-- Begin ENTRIES SHOWN --
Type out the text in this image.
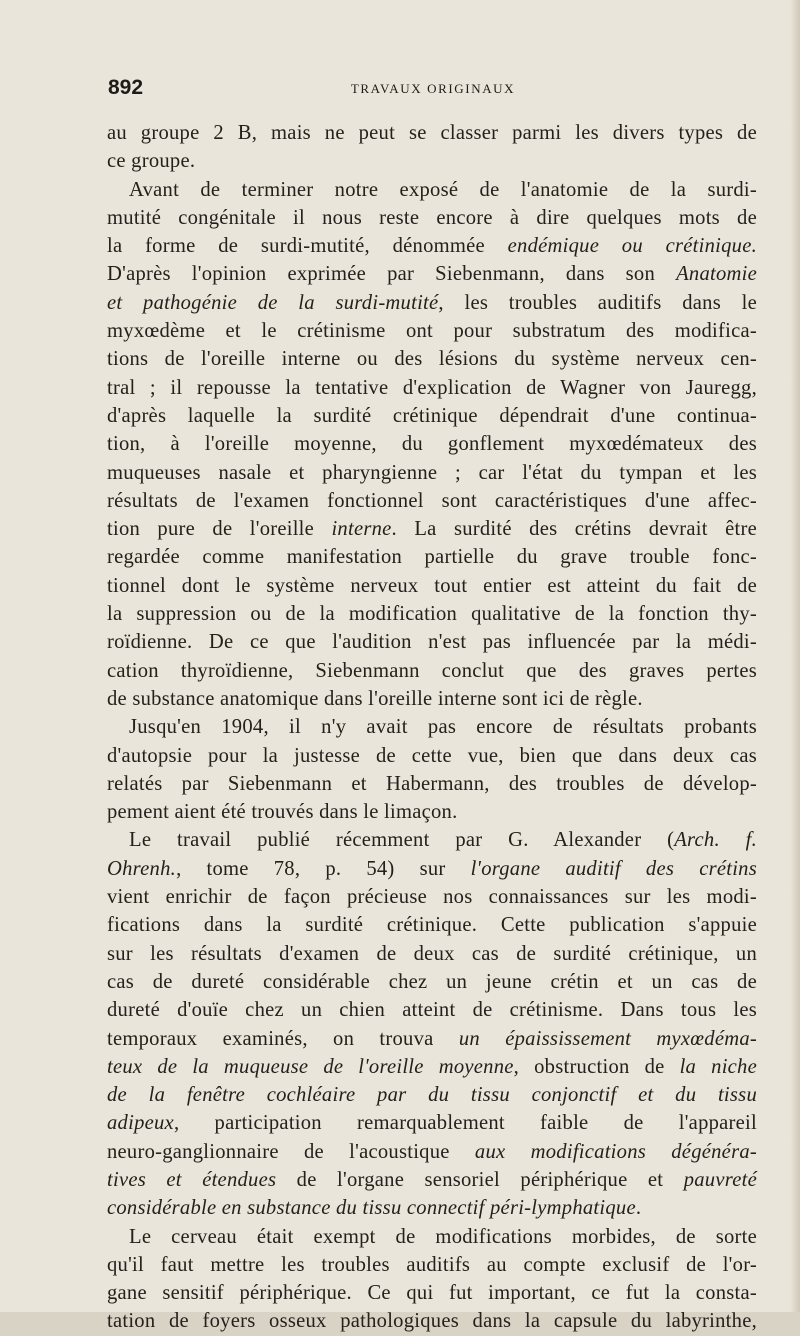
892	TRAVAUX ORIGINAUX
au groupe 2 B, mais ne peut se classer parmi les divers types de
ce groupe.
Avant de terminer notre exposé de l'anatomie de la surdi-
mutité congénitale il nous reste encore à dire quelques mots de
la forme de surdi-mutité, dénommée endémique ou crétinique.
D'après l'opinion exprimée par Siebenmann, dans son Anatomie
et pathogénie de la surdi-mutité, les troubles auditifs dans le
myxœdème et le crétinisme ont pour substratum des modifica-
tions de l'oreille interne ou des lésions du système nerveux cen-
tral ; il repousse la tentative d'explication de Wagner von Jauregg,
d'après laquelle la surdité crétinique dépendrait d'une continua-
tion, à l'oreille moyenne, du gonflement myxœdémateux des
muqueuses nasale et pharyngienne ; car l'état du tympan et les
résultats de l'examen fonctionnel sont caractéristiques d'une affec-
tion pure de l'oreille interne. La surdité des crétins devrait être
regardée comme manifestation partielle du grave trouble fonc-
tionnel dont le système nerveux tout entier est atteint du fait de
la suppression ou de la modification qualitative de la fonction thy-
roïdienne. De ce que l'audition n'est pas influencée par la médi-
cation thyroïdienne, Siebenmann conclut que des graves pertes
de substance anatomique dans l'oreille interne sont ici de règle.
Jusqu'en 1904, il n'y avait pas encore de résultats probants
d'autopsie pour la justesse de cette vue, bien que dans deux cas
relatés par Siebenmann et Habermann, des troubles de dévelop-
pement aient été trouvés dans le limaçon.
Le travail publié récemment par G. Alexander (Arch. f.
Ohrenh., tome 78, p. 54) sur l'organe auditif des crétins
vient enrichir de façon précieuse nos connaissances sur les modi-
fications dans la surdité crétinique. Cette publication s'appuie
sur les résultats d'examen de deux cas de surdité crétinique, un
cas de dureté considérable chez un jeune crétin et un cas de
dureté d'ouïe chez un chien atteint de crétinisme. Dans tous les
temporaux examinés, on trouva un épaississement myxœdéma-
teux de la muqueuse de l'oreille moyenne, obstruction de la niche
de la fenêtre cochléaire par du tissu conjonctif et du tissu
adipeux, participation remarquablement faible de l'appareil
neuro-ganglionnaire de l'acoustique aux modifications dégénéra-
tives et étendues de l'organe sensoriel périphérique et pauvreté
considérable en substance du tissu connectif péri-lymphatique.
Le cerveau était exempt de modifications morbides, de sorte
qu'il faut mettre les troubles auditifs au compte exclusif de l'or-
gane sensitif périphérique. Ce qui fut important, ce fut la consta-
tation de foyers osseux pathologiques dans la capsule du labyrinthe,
-- End ENTRIES SHOWN --
GOAL »
Except for the pictures, reproduce every line exactly.

THE COMPLETED TASK »
Type out the text in this image.
892	TRAVAUX ORIGINAUX
au groupe 2 B, mais ne peut se classer parmi les divers types de
ce groupe.
Avant de terminer notre exposé de l'anatomie de la surdi-
mutité congénitale il nous reste encore à dire quelques mots de
la forme de surdi-mutité, dénommée endémique ou crétinique.
D'après l'opinion exprimée par Siebenmann, dans son Anatomie
et pathogénie de la surdi-mutité, les troubles auditifs dans le
myxœdème et le crétinisme ont pour substratum des modifica-
tions de l'oreille interne ou des lésions du système nerveux cen-
tral ; il repousse la tentative d'explication de Wagner von Jauregg,
d'après laquelle la surdité crétinique dépendrait d'une continua-
tion, à l'oreille moyenne, du gonflement myxœdémateux des
muqueuses nasale et pharyngienne ; car l'état du tympan et les
résultats de l'examen fonctionnel sont caractéristiques d'une affec-
tion pure de l'oreille interne. La surdité des crétins devrait être
regardée comme manifestation partielle du grave trouble fonc-
tionnel dont le système nerveux tout entier est atteint du fait de
la suppression ou de la modification qualitative de la fonction thy-
roïdienne. De ce que l'audition n'est pas influencée par la médi-
cation thyroïdienne, Siebenmann conclut que des graves pertes
de substance anatomique dans l'oreille interne sont ici de règle.
Jusqu'en 1904, il n'y avait pas encore de résultats probants
d'autopsie pour la justesse de cette vue, bien que dans deux cas
relatés par Siebenmann et Habermann, des troubles de dévelop-
pement aient été trouvés dans le limaçon.
Le travail publié récemment par G. Alexander (Arch. f.
Ohrenh., tome 78, p. 54) sur l'organe auditif des crétins
vient enrichir de façon précieuse nos connaissances sur les modi-
fications dans la surdité crétinique. Cette publication s'appuie
sur les résultats d'examen de deux cas de surdité crétinique, un
cas de dureté considérable chez un jeune crétin et un cas de
dureté d'ouïe chez un chien atteint de crétinisme. Dans tous les
temporaux examinés, on trouva un épaississement myxœdéma-
teux de la muqueuse de l'oreille moyenne, obstruction de la niche
de la fenêtre cochléaire par du tissu conjonctif et du tissu
adipeux, participation remarquablement faible de l'appareil
neuro-ganglionnaire de l'acoustique aux modifications dégénéra-
tives et étendues de l'organe sensoriel périphérique et pauvreté
considérable en substance du tissu connectif péri-lymphatique.
Le cerveau était exempt de modifications morbides, de sorte
qu'il faut mettre les troubles auditifs au compte exclusif de l'or-
gane sensitif périphérique. Ce qui fut important, ce fut la consta-
tation de foyers osseux pathologiques dans la capsule du labyrinthe,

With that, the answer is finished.